Set exercise
Extract each line holding the word "Обхват" from the entries.

======== Data lines

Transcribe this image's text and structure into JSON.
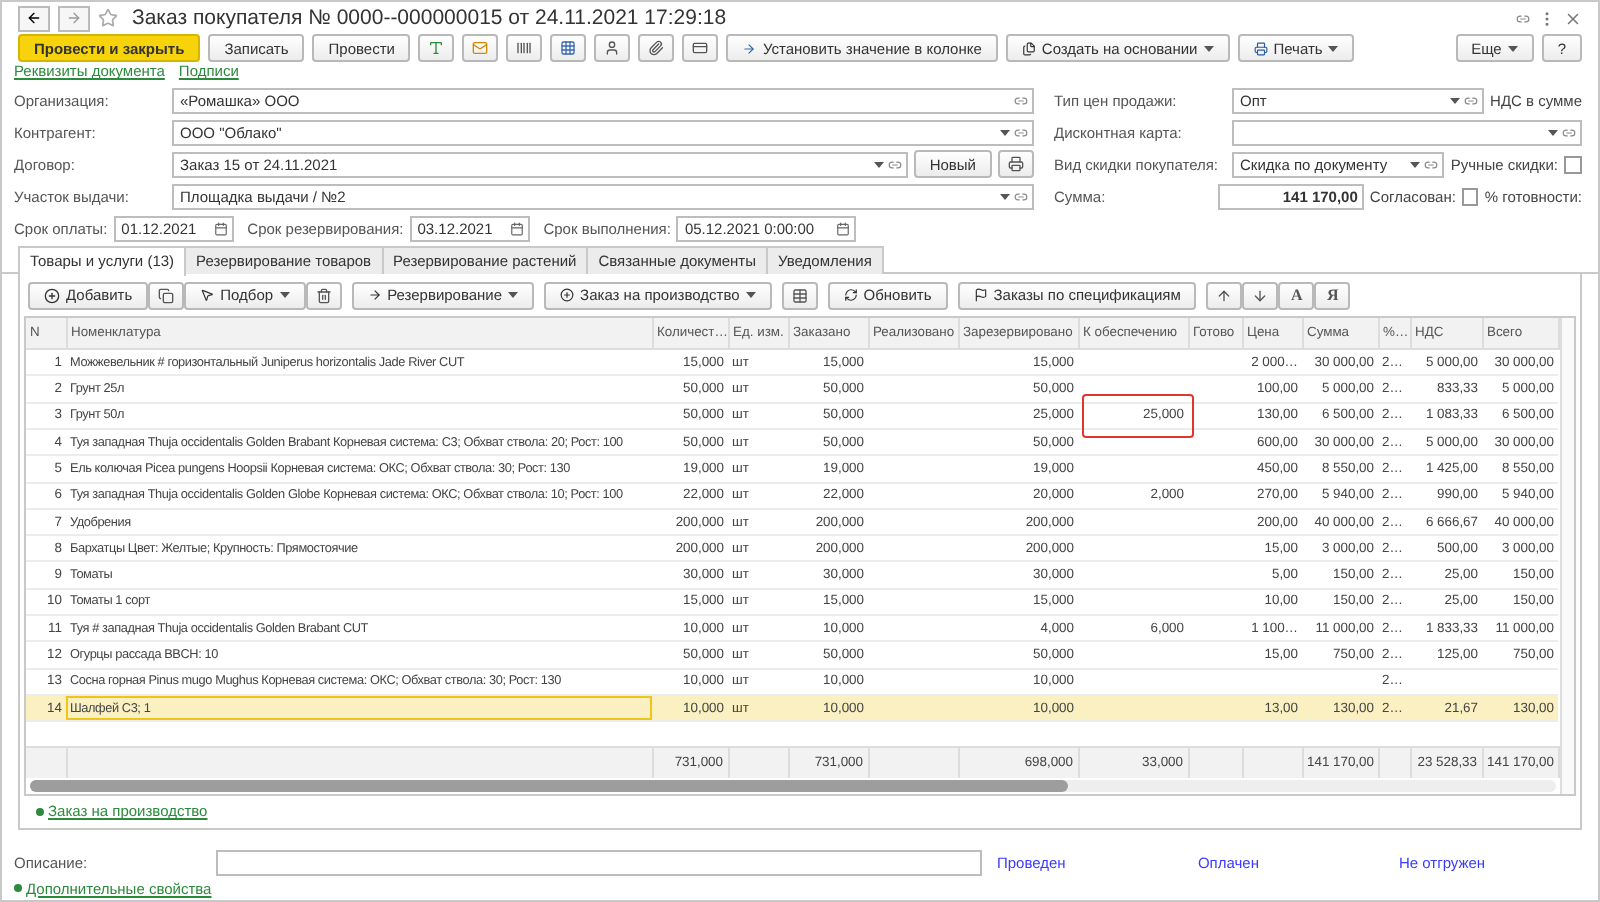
{
  "window": {
    "title": "Заказ покупателя № 0000--000000015 от 24.11.2021 17:29:18"
  },
  "toolbar": {
    "buttons": [
      {
        "label": "Провести и закрыть",
        "kind": "primary"
      },
      {
        "label": "Записать",
        "kind": "plain"
      },
      {
        "label": "Провести",
        "kind": "plain"
      }
    ],
    "set_value": "Установить значение в колонке",
    "create_based": "Создать на основании",
    "print": "Печать",
    "more": "Еще",
    "help": "?"
  },
  "links": [
    "Реквизиты документа",
    "Подписи"
  ],
  "fields_left": [
    {
      "label": "Организация:",
      "value": "«Ромашка» ООО",
      "dropdown": false
    },
    {
      "label": "Контрагент:",
      "value": "ООО \"Облако\"",
      "dropdown": true
    },
    {
      "label": "Договор:",
      "value": "Заказ 15 от 24.11.2021",
      "dropdown": true,
      "button": "Новый"
    },
    {
      "label": "Участок выдачи:",
      "value": "Площадка выдачи / №2",
      "dropdown": true
    }
  ],
  "dates": [
    {
      "label": "Срок оплаты:",
      "value": "01.12.2021"
    },
    {
      "label": "Срок резервирования:",
      "value": "03.12.2021"
    },
    {
      "label": "Срок выполнения:",
      "value": "05.12.2021  0:00:00"
    }
  ],
  "fields_right": [
    {
      "label": "Тип цен продажи:",
      "value": "Опт",
      "dropdown": true,
      "note": "НДС в сумме"
    },
    {
      "label": "Дисконтная карта:",
      "dropdown": true
    },
    {
      "label": "Вид скидки покупателя:",
      "value": "Скидка по документу",
      "dropdown": true,
      "checkbox": {
        "label": "Ручные скидки:",
        "checked": false
      }
    }
  ],
  "sum": {
    "label": "Сумма:",
    "value": "141 170,00",
    "checkbox": {
      "label": "Согласован:",
      "checked": false
    },
    "note": "% готовности:"
  },
  "tabs": [
    {
      "label": "Товары и услуги (13)",
      "selected": true
    },
    {
      "label": "Резервирование товаров",
      "selected": false
    },
    {
      "label": "Резервирование растений",
      "selected": false
    },
    {
      "label": "Связанные документы",
      "selected": false
    },
    {
      "label": "Уведомления",
      "selected": false
    }
  ],
  "table_toolbar": {
    "add": "Добавить",
    "pick": "Подбор",
    "reserve": "Резервирование",
    "production": "Заказ на производство",
    "refresh": "Обновить",
    "by_spec": "Заказы по спецификациям",
    "format": [
      "A",
      "Я"
    ]
  },
  "table": {
    "columns": [
      "N",
      "Номенклатура",
      "Количест…",
      "Ед. изм.",
      "Заказано",
      "Реализовано",
      "Зарезервировано",
      "К обеспечению",
      "Готово",
      "Цена",
      "Сумма",
      "%…",
      "НДС",
      "Всего"
    ],
    "rows": [
      {
        "selected": false,
        "n": "1",
        "name": "Можжевельник # горизонтальный Juniperus horizontalis Jade River CUT",
        "quantity": "15,000",
        "unit": "шт",
        "ordered": "15,000",
        "reserved": "15,000",
        "price": "2 000…",
        "sum": "30 000,00",
        "vat_rate": "2…",
        "vat": "5 000,00",
        "total": "30 000,00"
      },
      {
        "selected": false,
        "n": "2",
        "name": "Грунт 25л",
        "quantity": "50,000",
        "unit": "шт",
        "ordered": "50,000",
        "reserved": "50,000",
        "price": "100,00",
        "sum": "5 000,00",
        "vat_rate": "2…",
        "vat": "833,33",
        "total": "5 000,00"
      },
      {
        "selected": false,
        "n": "3",
        "name": "Грунт 50л",
        "quantity": "50,000",
        "unit": "шт",
        "ordered": "50,000",
        "reserved": "25,000",
        "to_provide": "25,000",
        "to_provide_outlined": true,
        "price": "130,00",
        "sum": "6 500,00",
        "vat_rate": "2…",
        "vat": "1 083,33",
        "total": "6 500,00"
      },
      {
        "selected": false,
        "n": "4",
        "name": "Туя западная Thuja occidentalis Golden Brabant  Корневая система: С3; Обхват ствола: 20; Рост: 100",
        "quantity": "50,000",
        "unit": "шт",
        "ordered": "50,000",
        "reserved": "50,000",
        "price": "600,00",
        "sum": "30 000,00",
        "vat_rate": "2…",
        "vat": "5 000,00",
        "total": "30 000,00"
      },
      {
        "selected": false,
        "n": "5",
        "name": "Ель колючая Picea pungens Hoopsii Корневая система: ОКС; Обхват ствола: 30; Рост: 130",
        "quantity": "19,000",
        "unit": "шт",
        "ordered": "19,000",
        "reserved": "19,000",
        "price": "450,00",
        "sum": "8 550,00",
        "vat_rate": "2…",
        "vat": "1 425,00",
        "total": "8 550,00"
      },
      {
        "selected": false,
        "n": "6",
        "name": "Туя западная Thuja occidentalis Golden Globe  Корневая система: ОКС; Обхват ствола: 10; Рост: 100",
        "quantity": "22,000",
        "unit": "шт",
        "ordered": "22,000",
        "reserved": "20,000",
        "to_provide": "2,000",
        "price": "270,00",
        "sum": "5 940,00",
        "vat_rate": "2…",
        "vat": "990,00",
        "total": "5 940,00"
      },
      {
        "selected": false,
        "n": "7",
        "name": "Удобрения",
        "quantity": "200,000",
        "unit": "шт",
        "ordered": "200,000",
        "reserved": "200,000",
        "price": "200,00",
        "sum": "40 000,00",
        "vat_rate": "2…",
        "vat": "6 666,67",
        "total": "40 000,00"
      },
      {
        "selected": false,
        "n": "8",
        "name": "Бархатцы Цвет: Желтые; Крупность: Прямостоячие",
        "quantity": "200,000",
        "unit": "шт",
        "ordered": "200,000",
        "reserved": "200,000",
        "price": "15,00",
        "sum": "3 000,00",
        "vat_rate": "2…",
        "vat": "500,00",
        "total": "3 000,00"
      },
      {
        "selected": false,
        "n": "9",
        "name": "Томаты",
        "quantity": "30,000",
        "unit": "шт",
        "ordered": "30,000",
        "reserved": "30,000",
        "price": "5,00",
        "sum": "150,00",
        "vat_rate": "2…",
        "vat": "25,00",
        "total": "150,00"
      },
      {
        "selected": false,
        "n": "10",
        "name": "Томаты 1 сорт",
        "quantity": "15,000",
        "unit": "шт",
        "ordered": "15,000",
        "reserved": "15,000",
        "price": "10,00",
        "sum": "150,00",
        "vat_rate": "2…",
        "vat": "25,00",
        "total": "150,00"
      },
      {
        "selected": false,
        "n": "11",
        "name": "Туя # западная Thuja occidentalis Golden Brabant CUT",
        "quantity": "10,000",
        "unit": "шт",
        "ordered": "10,000",
        "reserved": "4,000",
        "to_provide": "6,000",
        "price": "1 100…",
        "sum": "11 000,00",
        "vat_rate": "2…",
        "vat": "1 833,33",
        "total": "11 000,00"
      },
      {
        "selected": false,
        "n": "12",
        "name": "Огурцы рассада BBCH: 10",
        "quantity": "50,000",
        "unit": "шт",
        "ordered": "50,000",
        "reserved": "50,000",
        "price": "15,00",
        "sum": "750,00",
        "vat_rate": "2…",
        "vat": "125,00",
        "total": "750,00"
      },
      {
        "selected": false,
        "n": "13",
        "name": "Сосна горная Pinus mugo Mughus  Корневая система: ОКС; Обхват ствола: 30; Рост: 130",
        "quantity": "10,000",
        "unit": "шт",
        "ordered": "10,000",
        "reserved": "10,000",
        "vat_rate": "2…"
      },
      {
        "selected": true,
        "n": "14",
        "name": "Шалфей С3; 1",
        "name_focused": true,
        "quantity": "10,000",
        "unit": "шт",
        "ordered": "10,000",
        "reserved": "10,000",
        "price": "13,00",
        "sum": "130,00",
        "vat_rate": "2…",
        "vat": "21,67",
        "total": "130,00"
      }
    ],
    "totals": {
      "quantity": "731,000",
      "ordered": "731,000",
      "reserved": "698,000",
      "to_provide": "33,000",
      "sum": "141 170,00",
      "vat": "23 528,33",
      "total": "141 170,00"
    }
  },
  "production_link": "Заказ на производство",
  "description": {
    "label": "Описание:"
  },
  "statuses": [
    "Проведен",
    "Оплачен",
    "Не отгружен"
  ],
  "extra_link": "Дополнительные свойства"
}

================

Reply to the exercise
        "name": "Туя западная Thuja occidentalis Golden Brabant  Корневая система: С3; Обхват ствола: 20; Рост: 100",
        "name": "Ель колючая Picea pungens Hoopsii Корневая система: ОКС; Обхват ствола: 30; Рост: 130",
        "name": "Туя западная Thuja occidentalis Golden Globe  Корневая система: ОКС; Обхват ствола: 10; Рост: 100",
        "name": "Сосна горная Pinus mugo Mughus  Корневая система: ОКС; Обхват ствола: 30; Рост: 130",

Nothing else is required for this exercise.